**Exercise aim**. Look through the material below and give the number of lines holding "text", with no other words.

**Data shown**.

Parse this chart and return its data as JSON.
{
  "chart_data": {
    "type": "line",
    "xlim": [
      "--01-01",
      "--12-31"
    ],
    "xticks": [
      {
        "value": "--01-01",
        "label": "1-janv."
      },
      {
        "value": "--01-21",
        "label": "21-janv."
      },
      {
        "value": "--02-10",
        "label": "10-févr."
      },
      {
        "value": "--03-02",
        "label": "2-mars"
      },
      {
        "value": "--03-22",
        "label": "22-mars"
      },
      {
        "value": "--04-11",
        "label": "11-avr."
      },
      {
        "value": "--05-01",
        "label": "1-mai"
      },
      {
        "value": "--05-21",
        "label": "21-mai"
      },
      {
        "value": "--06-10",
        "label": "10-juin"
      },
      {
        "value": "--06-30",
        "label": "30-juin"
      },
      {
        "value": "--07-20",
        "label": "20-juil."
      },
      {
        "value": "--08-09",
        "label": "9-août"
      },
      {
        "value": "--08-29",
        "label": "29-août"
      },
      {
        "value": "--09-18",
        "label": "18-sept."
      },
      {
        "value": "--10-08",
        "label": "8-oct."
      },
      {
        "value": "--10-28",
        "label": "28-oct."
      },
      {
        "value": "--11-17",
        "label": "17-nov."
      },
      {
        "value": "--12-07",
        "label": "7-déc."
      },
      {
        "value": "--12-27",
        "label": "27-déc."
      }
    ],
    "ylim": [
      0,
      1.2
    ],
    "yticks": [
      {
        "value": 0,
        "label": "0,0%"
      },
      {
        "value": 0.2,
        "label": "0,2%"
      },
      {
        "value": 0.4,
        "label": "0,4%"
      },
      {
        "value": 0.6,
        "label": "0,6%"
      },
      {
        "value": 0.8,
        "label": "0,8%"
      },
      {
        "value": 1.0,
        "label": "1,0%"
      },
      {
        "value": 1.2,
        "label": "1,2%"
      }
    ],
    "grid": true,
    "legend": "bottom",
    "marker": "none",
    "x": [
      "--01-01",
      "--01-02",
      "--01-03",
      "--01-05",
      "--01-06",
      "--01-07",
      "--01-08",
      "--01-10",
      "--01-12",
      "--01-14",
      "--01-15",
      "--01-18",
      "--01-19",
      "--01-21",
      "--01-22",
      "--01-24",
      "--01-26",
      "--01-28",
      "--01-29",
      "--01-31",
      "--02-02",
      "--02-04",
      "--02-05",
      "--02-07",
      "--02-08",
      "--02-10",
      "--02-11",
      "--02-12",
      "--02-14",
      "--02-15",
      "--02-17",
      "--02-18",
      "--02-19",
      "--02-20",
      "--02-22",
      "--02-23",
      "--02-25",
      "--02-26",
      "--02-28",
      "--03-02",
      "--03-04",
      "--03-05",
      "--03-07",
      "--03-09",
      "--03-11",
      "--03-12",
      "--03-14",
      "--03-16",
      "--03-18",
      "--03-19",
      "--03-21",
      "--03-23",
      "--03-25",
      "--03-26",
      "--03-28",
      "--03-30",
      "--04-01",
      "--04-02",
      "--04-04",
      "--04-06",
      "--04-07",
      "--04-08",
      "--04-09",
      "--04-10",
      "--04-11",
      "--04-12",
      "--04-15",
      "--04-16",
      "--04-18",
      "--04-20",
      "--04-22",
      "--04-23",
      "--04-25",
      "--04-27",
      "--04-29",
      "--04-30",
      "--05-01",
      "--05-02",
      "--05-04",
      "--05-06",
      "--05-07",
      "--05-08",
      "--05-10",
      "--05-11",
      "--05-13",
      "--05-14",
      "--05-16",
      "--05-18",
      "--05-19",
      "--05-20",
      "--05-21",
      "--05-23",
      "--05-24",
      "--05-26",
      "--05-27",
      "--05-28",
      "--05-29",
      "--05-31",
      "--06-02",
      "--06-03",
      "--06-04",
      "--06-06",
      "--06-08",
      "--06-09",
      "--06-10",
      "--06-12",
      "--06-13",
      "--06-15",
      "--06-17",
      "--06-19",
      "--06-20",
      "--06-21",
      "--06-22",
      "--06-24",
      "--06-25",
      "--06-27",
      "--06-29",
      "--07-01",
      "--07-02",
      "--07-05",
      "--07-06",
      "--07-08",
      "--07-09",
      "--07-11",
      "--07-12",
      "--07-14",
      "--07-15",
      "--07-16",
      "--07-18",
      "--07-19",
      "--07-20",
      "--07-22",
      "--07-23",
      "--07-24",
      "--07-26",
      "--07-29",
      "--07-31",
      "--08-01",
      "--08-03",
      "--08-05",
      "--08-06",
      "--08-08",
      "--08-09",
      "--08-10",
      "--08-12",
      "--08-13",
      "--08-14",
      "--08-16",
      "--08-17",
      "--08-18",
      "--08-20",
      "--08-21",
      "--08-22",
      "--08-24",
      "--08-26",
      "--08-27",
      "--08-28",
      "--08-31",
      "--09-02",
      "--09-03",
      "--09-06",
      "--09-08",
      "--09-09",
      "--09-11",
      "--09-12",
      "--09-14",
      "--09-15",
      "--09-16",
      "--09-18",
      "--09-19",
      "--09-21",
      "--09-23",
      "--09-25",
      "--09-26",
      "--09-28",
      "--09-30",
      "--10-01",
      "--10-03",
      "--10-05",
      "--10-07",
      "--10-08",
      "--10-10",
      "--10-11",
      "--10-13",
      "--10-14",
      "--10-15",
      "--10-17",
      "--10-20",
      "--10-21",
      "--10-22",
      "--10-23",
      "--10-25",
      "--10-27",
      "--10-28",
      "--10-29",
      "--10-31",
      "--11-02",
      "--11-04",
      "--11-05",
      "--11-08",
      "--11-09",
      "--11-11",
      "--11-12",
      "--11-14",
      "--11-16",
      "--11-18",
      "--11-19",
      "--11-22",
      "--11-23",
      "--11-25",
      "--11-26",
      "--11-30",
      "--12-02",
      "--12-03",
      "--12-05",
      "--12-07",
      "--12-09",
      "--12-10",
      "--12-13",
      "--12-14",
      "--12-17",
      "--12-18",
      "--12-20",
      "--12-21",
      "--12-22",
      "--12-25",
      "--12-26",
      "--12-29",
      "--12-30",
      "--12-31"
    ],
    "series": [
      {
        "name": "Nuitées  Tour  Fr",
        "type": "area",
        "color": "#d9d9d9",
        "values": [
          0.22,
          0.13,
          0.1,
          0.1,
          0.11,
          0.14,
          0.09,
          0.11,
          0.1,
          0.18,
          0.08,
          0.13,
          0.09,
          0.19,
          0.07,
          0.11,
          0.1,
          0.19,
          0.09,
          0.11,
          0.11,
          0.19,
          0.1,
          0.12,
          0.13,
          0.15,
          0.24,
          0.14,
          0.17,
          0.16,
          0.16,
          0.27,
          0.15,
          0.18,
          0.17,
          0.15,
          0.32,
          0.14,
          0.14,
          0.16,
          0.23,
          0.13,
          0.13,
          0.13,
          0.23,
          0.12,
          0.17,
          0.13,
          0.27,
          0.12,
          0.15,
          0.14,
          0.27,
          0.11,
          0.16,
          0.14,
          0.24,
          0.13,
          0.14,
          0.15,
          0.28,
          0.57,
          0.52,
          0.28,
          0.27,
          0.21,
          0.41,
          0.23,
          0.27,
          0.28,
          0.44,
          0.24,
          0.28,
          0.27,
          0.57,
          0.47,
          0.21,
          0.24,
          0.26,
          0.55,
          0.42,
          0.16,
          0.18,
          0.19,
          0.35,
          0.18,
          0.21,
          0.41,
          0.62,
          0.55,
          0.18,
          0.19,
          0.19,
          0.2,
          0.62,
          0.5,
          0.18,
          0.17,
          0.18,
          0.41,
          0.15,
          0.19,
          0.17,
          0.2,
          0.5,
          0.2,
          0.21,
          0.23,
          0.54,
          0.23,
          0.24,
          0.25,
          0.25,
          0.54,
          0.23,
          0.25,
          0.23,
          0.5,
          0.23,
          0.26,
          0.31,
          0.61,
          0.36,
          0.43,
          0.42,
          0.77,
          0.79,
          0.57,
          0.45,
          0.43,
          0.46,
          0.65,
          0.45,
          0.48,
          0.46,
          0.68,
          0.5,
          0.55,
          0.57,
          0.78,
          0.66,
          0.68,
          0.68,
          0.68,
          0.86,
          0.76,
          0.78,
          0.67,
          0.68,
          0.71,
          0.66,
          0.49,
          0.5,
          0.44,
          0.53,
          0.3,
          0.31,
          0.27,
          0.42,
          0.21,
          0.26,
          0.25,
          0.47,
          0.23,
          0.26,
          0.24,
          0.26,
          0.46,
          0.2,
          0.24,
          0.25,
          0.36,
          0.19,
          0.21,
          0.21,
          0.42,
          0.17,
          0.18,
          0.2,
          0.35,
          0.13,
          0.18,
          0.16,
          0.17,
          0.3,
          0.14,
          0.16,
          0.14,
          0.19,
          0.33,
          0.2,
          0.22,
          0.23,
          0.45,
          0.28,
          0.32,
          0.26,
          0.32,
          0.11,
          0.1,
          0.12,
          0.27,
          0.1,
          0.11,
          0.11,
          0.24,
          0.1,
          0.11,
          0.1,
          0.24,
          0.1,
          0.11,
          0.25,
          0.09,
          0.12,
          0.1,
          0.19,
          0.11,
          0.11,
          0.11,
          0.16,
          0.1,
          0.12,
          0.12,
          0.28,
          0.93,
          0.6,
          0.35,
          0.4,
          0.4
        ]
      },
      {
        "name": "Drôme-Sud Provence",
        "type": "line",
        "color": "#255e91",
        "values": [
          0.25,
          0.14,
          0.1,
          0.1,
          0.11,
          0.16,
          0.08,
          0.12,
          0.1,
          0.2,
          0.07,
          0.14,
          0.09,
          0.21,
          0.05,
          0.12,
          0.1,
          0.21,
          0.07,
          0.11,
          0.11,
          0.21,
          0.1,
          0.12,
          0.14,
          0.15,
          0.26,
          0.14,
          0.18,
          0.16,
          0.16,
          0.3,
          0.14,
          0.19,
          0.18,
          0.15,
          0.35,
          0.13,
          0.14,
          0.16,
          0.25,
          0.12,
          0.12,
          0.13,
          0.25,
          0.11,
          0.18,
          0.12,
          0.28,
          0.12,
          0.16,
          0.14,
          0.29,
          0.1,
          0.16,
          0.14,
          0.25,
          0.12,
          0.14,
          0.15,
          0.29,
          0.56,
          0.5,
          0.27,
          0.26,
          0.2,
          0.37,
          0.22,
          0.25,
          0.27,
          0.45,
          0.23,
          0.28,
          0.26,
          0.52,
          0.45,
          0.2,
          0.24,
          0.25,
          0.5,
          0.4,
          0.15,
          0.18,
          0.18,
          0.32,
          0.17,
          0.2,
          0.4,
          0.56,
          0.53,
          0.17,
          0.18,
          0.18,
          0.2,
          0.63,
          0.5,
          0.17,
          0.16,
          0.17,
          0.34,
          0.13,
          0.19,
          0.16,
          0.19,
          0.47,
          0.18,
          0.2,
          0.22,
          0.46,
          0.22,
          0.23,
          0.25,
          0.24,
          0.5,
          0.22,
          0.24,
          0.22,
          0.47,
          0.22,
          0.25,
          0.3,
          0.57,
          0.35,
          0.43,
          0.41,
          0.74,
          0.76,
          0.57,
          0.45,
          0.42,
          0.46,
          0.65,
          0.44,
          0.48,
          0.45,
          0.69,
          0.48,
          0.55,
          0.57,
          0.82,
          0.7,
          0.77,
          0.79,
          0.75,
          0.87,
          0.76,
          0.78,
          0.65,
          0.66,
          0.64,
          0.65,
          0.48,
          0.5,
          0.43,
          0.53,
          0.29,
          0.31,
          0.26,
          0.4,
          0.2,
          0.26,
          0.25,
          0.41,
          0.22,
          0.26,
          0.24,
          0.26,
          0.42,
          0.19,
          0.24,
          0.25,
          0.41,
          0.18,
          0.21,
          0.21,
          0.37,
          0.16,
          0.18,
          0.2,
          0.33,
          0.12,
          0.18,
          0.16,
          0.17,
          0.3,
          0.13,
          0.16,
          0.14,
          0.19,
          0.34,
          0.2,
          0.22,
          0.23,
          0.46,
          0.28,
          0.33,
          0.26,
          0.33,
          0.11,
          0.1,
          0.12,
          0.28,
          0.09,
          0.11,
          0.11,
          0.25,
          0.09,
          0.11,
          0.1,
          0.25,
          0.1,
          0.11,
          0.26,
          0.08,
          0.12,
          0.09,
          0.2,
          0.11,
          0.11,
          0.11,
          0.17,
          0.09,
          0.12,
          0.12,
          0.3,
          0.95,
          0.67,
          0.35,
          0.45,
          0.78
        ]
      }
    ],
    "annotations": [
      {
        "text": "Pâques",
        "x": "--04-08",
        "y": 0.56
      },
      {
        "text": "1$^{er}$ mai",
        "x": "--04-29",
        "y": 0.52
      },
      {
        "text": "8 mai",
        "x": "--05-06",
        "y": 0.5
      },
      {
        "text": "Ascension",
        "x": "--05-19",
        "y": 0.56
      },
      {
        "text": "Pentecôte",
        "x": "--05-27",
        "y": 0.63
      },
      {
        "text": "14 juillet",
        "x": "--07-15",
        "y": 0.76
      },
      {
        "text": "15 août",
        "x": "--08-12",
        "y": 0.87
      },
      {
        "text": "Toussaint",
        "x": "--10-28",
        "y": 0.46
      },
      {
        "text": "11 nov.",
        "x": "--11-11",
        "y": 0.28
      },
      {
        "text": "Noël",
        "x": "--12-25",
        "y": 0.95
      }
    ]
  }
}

**Result for this exercise**. 10